**RAW RECORDS:**
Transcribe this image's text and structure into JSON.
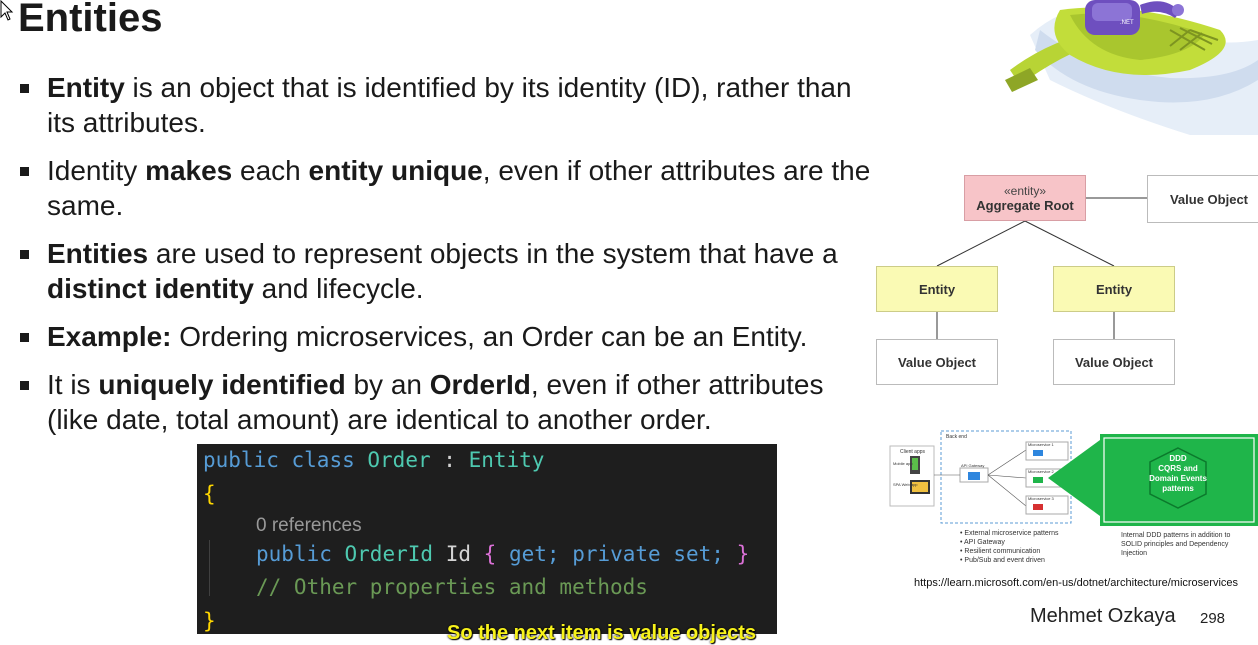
{
  "title": "Entities",
  "bullets": [
    {
      "parts": [
        {
          "text": "Entity",
          "bold": true
        },
        {
          "text": " is an object that is identified by its identity (ID), rather than its attributes.",
          "bold": false
        }
      ]
    },
    {
      "parts": [
        {
          "text": "Identity ",
          "bold": false
        },
        {
          "text": "makes",
          "bold": true
        },
        {
          "text": " each ",
          "bold": false
        },
        {
          "text": "entity unique",
          "bold": true
        },
        {
          "text": ", even if other attributes are the same.",
          "bold": false
        }
      ]
    },
    {
      "parts": [
        {
          "text": "Entities",
          "bold": true
        },
        {
          "text": " are used to represent objects in the system that have a ",
          "bold": false
        },
        {
          "text": "distinct identity",
          "bold": true
        },
        {
          "text": " and lifecycle.",
          "bold": false
        }
      ]
    },
    {
      "parts": [
        {
          "text": "Example:",
          "bold": true
        },
        {
          "text": " Ordering microservices, an Order can be an Entity.",
          "bold": false
        }
      ]
    },
    {
      "parts": [
        {
          "text": "It is ",
          "bold": false
        },
        {
          "text": "uniquely identified",
          "bold": true
        },
        {
          "text": " by an ",
          "bold": false
        },
        {
          "text": "OrderId",
          "bold": true
        },
        {
          "text": ", even if other attributes (like date, total amount) are identical to another order.",
          "bold": false
        }
      ]
    }
  ],
  "diagram": {
    "aggregate_stereotype": "«entity»",
    "aggregate_root": "Aggregate Root",
    "value_object": "Value Object",
    "entity": "Entity"
  },
  "ms_diagram": {
    "client_apps": "Client apps",
    "back_end": "Back end",
    "api_gateway": "API Gateway",
    "microservice_1": "Microservice 1",
    "microservice_2": "Microservice 2",
    "microservice_3": "Microservice 3",
    "mobile_app": "Mobile app",
    "spa_web_app": "SPA Web app",
    "ddd_badge": "DDD\nCQRS and\nDomain Events\npatterns",
    "external_list": [
      "External microservice patterns",
      "API Gateway",
      "Resilient communication",
      "Pub/Sub and event driven"
    ],
    "internal_text": "Internal DDD patterns in addition to SOLID principles and Dependency Injection"
  },
  "url": "https://learn.microsoft.com/en-us/dotnet/architecture/microservices",
  "author": "Mehmet Ozkaya",
  "page_number": "298",
  "code": {
    "public": "public",
    "class": "class",
    "class_name": "Order",
    "colon": ":",
    "base": "Entity",
    "open_brace": "{",
    "references": "0 references",
    "id_type": "OrderId",
    "id_name": "Id",
    "prop_open": "{",
    "get": "get;",
    "private": "private",
    "set": "set;",
    "prop_close": "}",
    "comment": "// Other properties and methods",
    "close_brace": "}"
  },
  "subtitle": "So the next item is value objects",
  "colors": {
    "aggregate_fill": "#f7c4c8",
    "entity_fill": "#fafab4",
    "ddd_green": "#1fb54a",
    "code_bg": "#1e1e1e",
    "subtitle_yellow": "#f7f21a"
  }
}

**TASK REQUIREMENTS:**
Reproduce all entries without any change, and omit the pictures.

**WORKED SOLUTION:**
Transcribe this image's text and structure into JSON.
{
  "title": "Entities",
  "bullets": [
    {
      "parts": [
        {
          "text": "Entity",
          "bold": true
        },
        {
          "text": " is an object that is identified by its identity (ID), rather than its attributes.",
          "bold": false
        }
      ]
    },
    {
      "parts": [
        {
          "text": "Identity ",
          "bold": false
        },
        {
          "text": "makes",
          "bold": true
        },
        {
          "text": " each ",
          "bold": false
        },
        {
          "text": "entity unique",
          "bold": true
        },
        {
          "text": ", even if other attributes are the same.",
          "bold": false
        }
      ]
    },
    {
      "parts": [
        {
          "text": "Entities",
          "bold": true
        },
        {
          "text": " are used to represent objects in the system that have a ",
          "bold": false
        },
        {
          "text": "distinct identity",
          "bold": true
        },
        {
          "text": " and lifecycle.",
          "bold": false
        }
      ]
    },
    {
      "parts": [
        {
          "text": "Example:",
          "bold": true
        },
        {
          "text": " Ordering microservices, an Order can be an Entity.",
          "bold": false
        }
      ]
    },
    {
      "parts": [
        {
          "text": "It is ",
          "bold": false
        },
        {
          "text": "uniquely identified",
          "bold": true
        },
        {
          "text": " by an ",
          "bold": false
        },
        {
          "text": "OrderId",
          "bold": true
        },
        {
          "text": ", even if other attributes (like date, total amount) are identical to another order.",
          "bold": false
        }
      ]
    }
  ],
  "diagram": {
    "aggregate_stereotype": "«entity»",
    "aggregate_root": "Aggregate Root",
    "value_object": "Value Object",
    "entity": "Entity"
  },
  "ms_diagram": {
    "client_apps": "Client apps",
    "back_end": "Back end",
    "api_gateway": "API Gateway",
    "microservice_1": "Microservice 1",
    "microservice_2": "Microservice 2",
    "microservice_3": "Microservice 3",
    "mobile_app": "Mobile app",
    "spa_web_app": "SPA Web app",
    "ddd_badge": "DDD\nCQRS and\nDomain Events\npatterns",
    "external_list": [
      "External microservice patterns",
      "API Gateway",
      "Resilient communication",
      "Pub/Sub and event driven"
    ],
    "internal_text": "Internal DDD patterns in addition to SOLID principles and Dependency Injection"
  },
  "url": "https://learn.microsoft.com/en-us/dotnet/architecture/microservices",
  "author": "Mehmet Ozkaya",
  "page_number": "298",
  "code": {
    "public": "public",
    "class": "class",
    "class_name": "Order",
    "colon": ":",
    "base": "Entity",
    "open_brace": "{",
    "references": "0 references",
    "id_type": "OrderId",
    "id_name": "Id",
    "prop_open": "{",
    "get": "get;",
    "private": "private",
    "set": "set;",
    "prop_close": "}",
    "comment": "// Other properties and methods",
    "close_brace": "}"
  },
  "subtitle": "So the next item is value objects",
  "colors": {
    "aggregate_fill": "#f7c4c8",
    "entity_fill": "#fafab4",
    "ddd_green": "#1fb54a",
    "code_bg": "#1e1e1e",
    "subtitle_yellow": "#f7f21a"
  }
}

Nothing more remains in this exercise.